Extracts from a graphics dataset

---*---

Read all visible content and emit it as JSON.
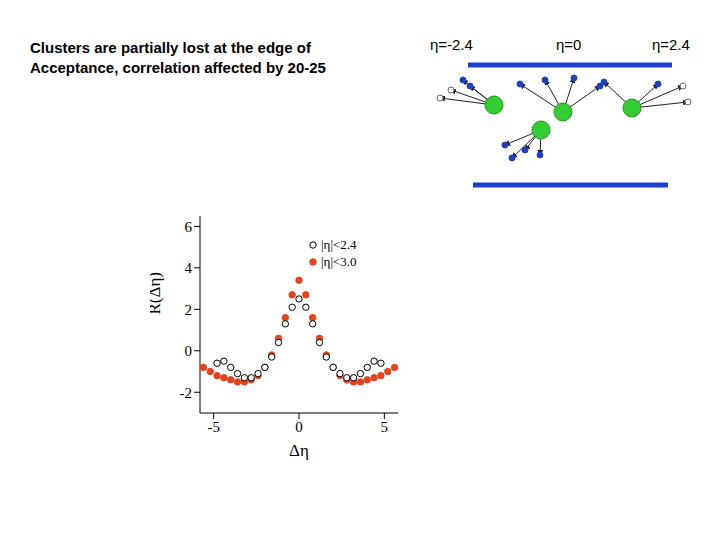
{
  "text": [
    "Clusters are partially lost at the edge of",
    "Acceptance, correlation affected by 20-25"
  ],
  "diagram": {
    "labels": [
      "η=-2.4",
      "η=0",
      "η=2.4"
    ]
  },
  "chart_data": {
    "type": "scatter",
    "xlabel": "Δη",
    "ylabel": "R(Δη)",
    "xlim": [
      -5.8,
      5.8
    ],
    "ylim": [
      -3,
      6.5
    ],
    "xticks": [
      -5,
      0,
      5
    ],
    "yticks": [
      -2,
      0,
      2,
      4,
      6
    ],
    "legend": "upper right",
    "series": [
      {
        "name": "|η|<3.0",
        "color": "#e8401c",
        "marker": "circle",
        "x": [
          -5.6,
          -5.2,
          -4.8,
          -4.4,
          -4.0,
          -3.6,
          -3.2,
          -2.8,
          -2.4,
          -2.0,
          -1.6,
          -1.2,
          -0.8,
          -0.4,
          0,
          0.4,
          0.8,
          1.2,
          1.6,
          2.0,
          2.4,
          2.8,
          3.2,
          3.6,
          4.0,
          4.4,
          4.8,
          5.2,
          5.6
        ],
        "values": [
          -0.8,
          -1.0,
          -1.2,
          -1.3,
          -1.4,
          -1.5,
          -1.5,
          -1.4,
          -1.2,
          -0.8,
          -0.2,
          0.6,
          1.6,
          2.7,
          3.4,
          2.7,
          1.6,
          0.6,
          -0.2,
          -0.8,
          -1.2,
          -1.4,
          -1.5,
          -1.5,
          -1.4,
          -1.3,
          -1.2,
          -1.0,
          -0.8
        ]
      },
      {
        "name": "|η|<2.4",
        "color": "#000000",
        "marker": "open_circle",
        "x": [
          -4.8,
          -4.4,
          -4.0,
          -3.6,
          -3.2,
          -2.8,
          -2.4,
          -2.0,
          -1.6,
          -1.2,
          -0.8,
          -0.4,
          0,
          0.4,
          0.8,
          1.2,
          1.6,
          2.0,
          2.4,
          2.8,
          3.2,
          3.6,
          4.0,
          4.4,
          4.8
        ],
        "values": [
          -0.6,
          -0.5,
          -0.8,
          -1.1,
          -1.3,
          -1.3,
          -1.1,
          -0.8,
          -0.3,
          0.4,
          1.3,
          2.1,
          2.5,
          2.1,
          1.3,
          0.4,
          -0.3,
          -0.8,
          -1.1,
          -1.3,
          -1.3,
          -1.1,
          -0.8,
          -0.5,
          -0.6
        ]
      }
    ]
  }
}
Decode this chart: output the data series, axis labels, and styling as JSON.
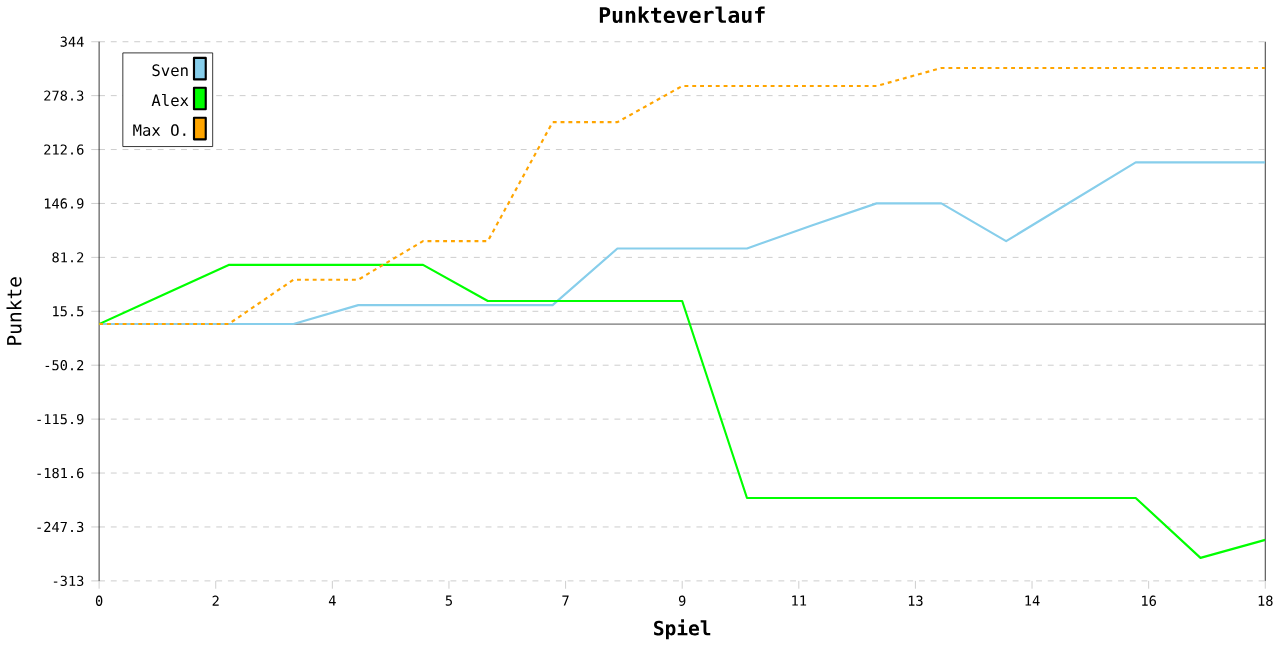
{
  "chart_data": {
    "type": "line",
    "title": "Punkteverlauf",
    "xlabel": "Spiel",
    "ylabel": "Punkte",
    "x": [
      0,
      1,
      2,
      3,
      4,
      5,
      6,
      7,
      8,
      9,
      10,
      11,
      12,
      13,
      14,
      15,
      16,
      17,
      18
    ],
    "series": [
      {
        "name": "Sven",
        "color": "#87ceeb",
        "line_style": "solid",
        "values": [
          0,
          0,
          0,
          0,
          23,
          23,
          23,
          23,
          92,
          92,
          92,
          120,
          147,
          147,
          101,
          149,
          197,
          197,
          197
        ]
      },
      {
        "name": "Alex",
        "color": "#00ff00",
        "line_style": "solid",
        "values": [
          0,
          36,
          72,
          72,
          72,
          72,
          28,
          28,
          28,
          28,
          -212,
          -212,
          -212,
          -212,
          -212,
          -212,
          -212,
          -285,
          -263
        ]
      },
      {
        "name": "Max O.",
        "color": "#ffa500",
        "line_style": "dotted",
        "values": [
          0,
          0,
          0,
          54,
          54,
          101,
          101,
          246,
          246,
          290,
          290,
          290,
          290,
          312,
          312,
          312,
          312,
          312,
          312
        ]
      }
    ],
    "xlim": [
      0,
      18
    ],
    "xticks": [
      0,
      {
        "value": 1.8,
        "label": "2"
      },
      {
        "value": 3.6,
        "label": "4"
      },
      {
        "value": 5.4,
        "label": "5"
      },
      {
        "value": 7.2,
        "label": "7"
      },
      9,
      {
        "value": 10.8,
        "label": "11"
      },
      {
        "value": 12.6,
        "label": "13"
      },
      {
        "value": 14.4,
        "label": "14"
      },
      {
        "value": 16.2,
        "label": "16"
      },
      18
    ],
    "ylim": [
      -313,
      344
    ],
    "yticks": [
      -313,
      -247.3,
      -181.6,
      -115.9,
      -50.2,
      15.5,
      81.2,
      146.9,
      212.6,
      278.3,
      344
    ],
    "ref_lines": [
      {
        "axis": "y",
        "value": 0,
        "color": "#000000"
      }
    ],
    "grid": "y",
    "legend": "top left"
  }
}
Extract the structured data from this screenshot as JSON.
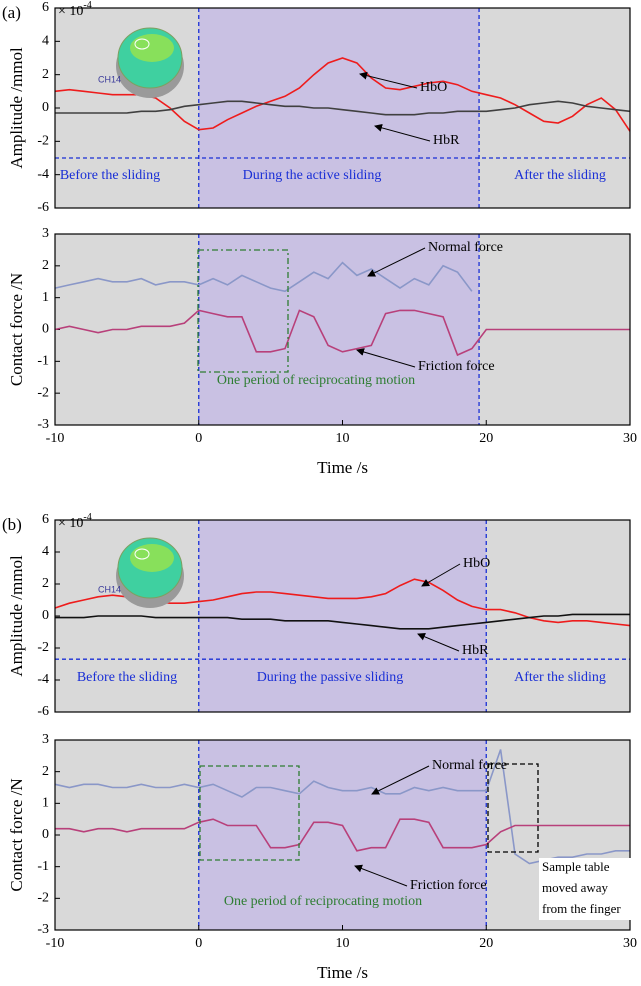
{
  "chart_data": [
    {
      "type": "line",
      "panel_label": "(a)",
      "ylabel": "Amplitude /mmol",
      "scale_label": "× 10",
      "scale_exponent": "-4",
      "channel_label": "CH14",
      "x": [
        -10,
        -9,
        -8,
        -7,
        -6,
        -5,
        -4,
        -3,
        -2,
        -1,
        0,
        1,
        2,
        3,
        4,
        5,
        6,
        7,
        8,
        9,
        10,
        11,
        12,
        13,
        14,
        15,
        16,
        17,
        18,
        19,
        20,
        21,
        22,
        23,
        24,
        25,
        26,
        27,
        28,
        29,
        30
      ],
      "xlim": [
        -10,
        30
      ],
      "ylim": [
        -6,
        6
      ],
      "yticks": [
        -6,
        -4,
        -2,
        0,
        2,
        4,
        6
      ],
      "markers": [
        0,
        19.5
      ],
      "threshold": -3,
      "region_labels": [
        "Before the sliding",
        "During the active sliding",
        "After the sliding"
      ],
      "series": [
        {
          "name": "HbO",
          "color": "#ee1c1c",
          "values": [
            1.0,
            1.1,
            1.0,
            0.9,
            0.8,
            0.8,
            0.8,
            0.6,
            0.0,
            -0.8,
            -1.3,
            -1.2,
            -0.7,
            -0.3,
            0.1,
            0.4,
            0.7,
            1.2,
            2.0,
            2.7,
            3.0,
            2.7,
            1.8,
            1.2,
            1.1,
            1.3,
            1.5,
            1.6,
            1.4,
            1.0,
            0.8,
            0.6,
            0.2,
            -0.3,
            -0.8,
            -0.9,
            -0.5,
            0.2,
            0.6,
            -0.1,
            -1.4
          ]
        },
        {
          "name": "HbR",
          "color": "#404040",
          "values": [
            -0.3,
            -0.3,
            -0.3,
            -0.3,
            -0.3,
            -0.3,
            -0.2,
            -0.2,
            -0.1,
            0.1,
            0.2,
            0.3,
            0.4,
            0.4,
            0.3,
            0.2,
            0.1,
            0.1,
            0.0,
            0.0,
            -0.1,
            -0.2,
            -0.3,
            -0.4,
            -0.4,
            -0.4,
            -0.3,
            -0.3,
            -0.2,
            -0.2,
            -0.2,
            -0.1,
            0.0,
            0.2,
            0.3,
            0.4,
            0.3,
            0.1,
            0.0,
            -0.1,
            -0.2
          ]
        }
      ]
    },
    {
      "type": "line",
      "ylabel": "Contact force /N",
      "xlabel": "Time /s",
      "x": [
        -10,
        -9,
        -8,
        -7,
        -6,
        -5,
        -4,
        -3,
        -2,
        -1,
        0,
        1,
        2,
        3,
        4,
        5,
        6,
        7,
        8,
        9,
        10,
        11,
        12,
        13,
        14,
        15,
        16,
        17,
        18,
        19,
        20,
        21,
        22,
        23,
        24,
        25,
        26,
        27,
        28,
        29,
        30
      ],
      "xlim": [
        -10,
        30
      ],
      "xticks": [
        -10,
        0,
        10,
        20,
        30
      ],
      "ylim": [
        -3,
        3
      ],
      "yticks": [
        -3,
        -2,
        -1,
        0,
        1,
        2,
        3
      ],
      "markers": [
        0,
        19.5
      ],
      "period_label": "One period of reciprocating motion",
      "series": [
        {
          "name": "Normal force",
          "color": "#8a97c8",
          "values": [
            1.3,
            1.4,
            1.5,
            1.6,
            1.5,
            1.5,
            1.6,
            1.4,
            1.5,
            1.5,
            1.4,
            1.6,
            1.4,
            1.7,
            1.5,
            1.3,
            1.2,
            1.5,
            1.8,
            1.6,
            2.1,
            1.7,
            1.9,
            1.6,
            1.3,
            1.6,
            1.4,
            2.0,
            1.8,
            1.2,
            null,
            null,
            null,
            null,
            null,
            null,
            null,
            null,
            null,
            null,
            null
          ]
        },
        {
          "name": "Friction force",
          "color": "#b8407a",
          "values": [
            0.0,
            0.1,
            0.0,
            -0.1,
            0.0,
            0.0,
            0.1,
            0.1,
            0.1,
            0.2,
            0.6,
            0.5,
            0.4,
            0.4,
            -0.7,
            -0.7,
            -0.6,
            0.6,
            0.4,
            -0.5,
            -0.7,
            -0.6,
            -0.5,
            0.5,
            0.6,
            0.6,
            0.5,
            0.4,
            -0.8,
            -0.6,
            0,
            0,
            0,
            0,
            0,
            0,
            0,
            0,
            0,
            0,
            0
          ]
        }
      ]
    },
    {
      "type": "line",
      "panel_label": "(b)",
      "ylabel": "Amplitude /mmol",
      "scale_label": "× 10",
      "scale_exponent": "-4",
      "channel_label": "CH14",
      "x": [
        -10,
        -9,
        -8,
        -7,
        -6,
        -5,
        -4,
        -3,
        -2,
        -1,
        0,
        1,
        2,
        3,
        4,
        5,
        6,
        7,
        8,
        9,
        10,
        11,
        12,
        13,
        14,
        15,
        16,
        17,
        18,
        19,
        20,
        21,
        22,
        23,
        24,
        25,
        26,
        27,
        28,
        29,
        30
      ],
      "xlim": [
        -10,
        30
      ],
      "ylim": [
        -6,
        6
      ],
      "yticks": [
        -6,
        -4,
        -2,
        0,
        2,
        4,
        6
      ],
      "markers": [
        0,
        20
      ],
      "threshold": -2.7,
      "region_labels": [
        "Before the sliding",
        "During the passive sliding",
        "After the sliding"
      ],
      "series": [
        {
          "name": "HbO",
          "color": "#ee1c1c",
          "values": [
            0.5,
            0.8,
            1.0,
            1.2,
            1.3,
            1.2,
            1.0,
            0.9,
            0.8,
            0.8,
            0.9,
            1.0,
            1.2,
            1.4,
            1.5,
            1.5,
            1.4,
            1.3,
            1.2,
            1.1,
            1.1,
            1.1,
            1.2,
            1.4,
            1.9,
            2.3,
            2.1,
            1.6,
            1.0,
            0.6,
            0.4,
            0.4,
            0.2,
            -0.1,
            -0.3,
            -0.4,
            -0.3,
            -0.3,
            -0.4,
            -0.5,
            -0.6
          ]
        },
        {
          "name": "HbR",
          "color": "#111111",
          "values": [
            -0.1,
            -0.1,
            -0.1,
            0.0,
            0.0,
            0.0,
            0.0,
            -0.1,
            -0.1,
            -0.1,
            -0.1,
            -0.1,
            -0.1,
            -0.2,
            -0.2,
            -0.2,
            -0.3,
            -0.3,
            -0.3,
            -0.3,
            -0.4,
            -0.5,
            -0.6,
            -0.7,
            -0.8,
            -0.8,
            -0.8,
            -0.7,
            -0.6,
            -0.5,
            -0.4,
            -0.3,
            -0.2,
            -0.1,
            0.0,
            0.0,
            0.1,
            0.1,
            0.1,
            0.1,
            0.1
          ]
        }
      ]
    },
    {
      "type": "line",
      "ylabel": "Contact force /N",
      "xlabel": "Time /s",
      "x": [
        -10,
        -9,
        -8,
        -7,
        -6,
        -5,
        -4,
        -3,
        -2,
        -1,
        0,
        1,
        2,
        3,
        4,
        5,
        6,
        7,
        8,
        9,
        10,
        11,
        12,
        13,
        14,
        15,
        16,
        17,
        18,
        19,
        20,
        21,
        22,
        23,
        24,
        25,
        26,
        27,
        28,
        29,
        30
      ],
      "xlim": [
        -10,
        30
      ],
      "xticks": [
        -10,
        0,
        10,
        20,
        30
      ],
      "ylim": [
        -3,
        3
      ],
      "yticks": [
        -3,
        -2,
        -1,
        0,
        1,
        2,
        3
      ],
      "markers": [
        0,
        20
      ],
      "period_label": "One period of reciprocating motion",
      "note_lines": [
        "Sample table",
        "moved away",
        "from the finger"
      ],
      "series": [
        {
          "name": "Normal force",
          "color": "#8a97c8",
          "values": [
            1.6,
            1.5,
            1.6,
            1.6,
            1.5,
            1.5,
            1.6,
            1.5,
            1.5,
            1.6,
            1.5,
            1.6,
            1.4,
            1.2,
            1.5,
            1.5,
            1.4,
            1.3,
            1.7,
            1.5,
            1.4,
            1.4,
            1.5,
            1.3,
            1.3,
            1.5,
            1.4,
            1.5,
            1.4,
            1.4,
            1.4,
            2.7,
            -0.6,
            -0.9,
            -0.8,
            -0.7,
            -0.7,
            -0.6,
            -0.6,
            -0.5,
            -0.5
          ]
        },
        {
          "name": "Friction force",
          "color": "#b8407a",
          "values": [
            0.2,
            0.2,
            0.1,
            0.2,
            0.2,
            0.1,
            0.2,
            0.2,
            0.2,
            0.2,
            0.4,
            0.5,
            0.3,
            0.3,
            0.3,
            -0.4,
            -0.4,
            -0.3,
            0.4,
            0.4,
            0.3,
            -0.5,
            -0.4,
            -0.4,
            0.5,
            0.5,
            0.4,
            -0.4,
            -0.4,
            -0.4,
            -0.3,
            0.1,
            0.3,
            0.3,
            0.3,
            0.3,
            0.3,
            0.3,
            0.3,
            0.3,
            0.3
          ]
        }
      ]
    }
  ]
}
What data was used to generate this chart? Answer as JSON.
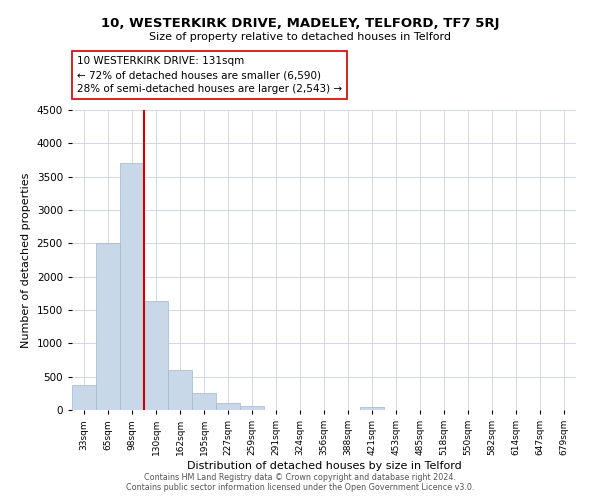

---*---

**TASK STATEMENT**
Find the string "During" in the listing and return every line that holds it.

**WRITTEN ANSWER**
        "During the active sliding",
        "During the passive sliding",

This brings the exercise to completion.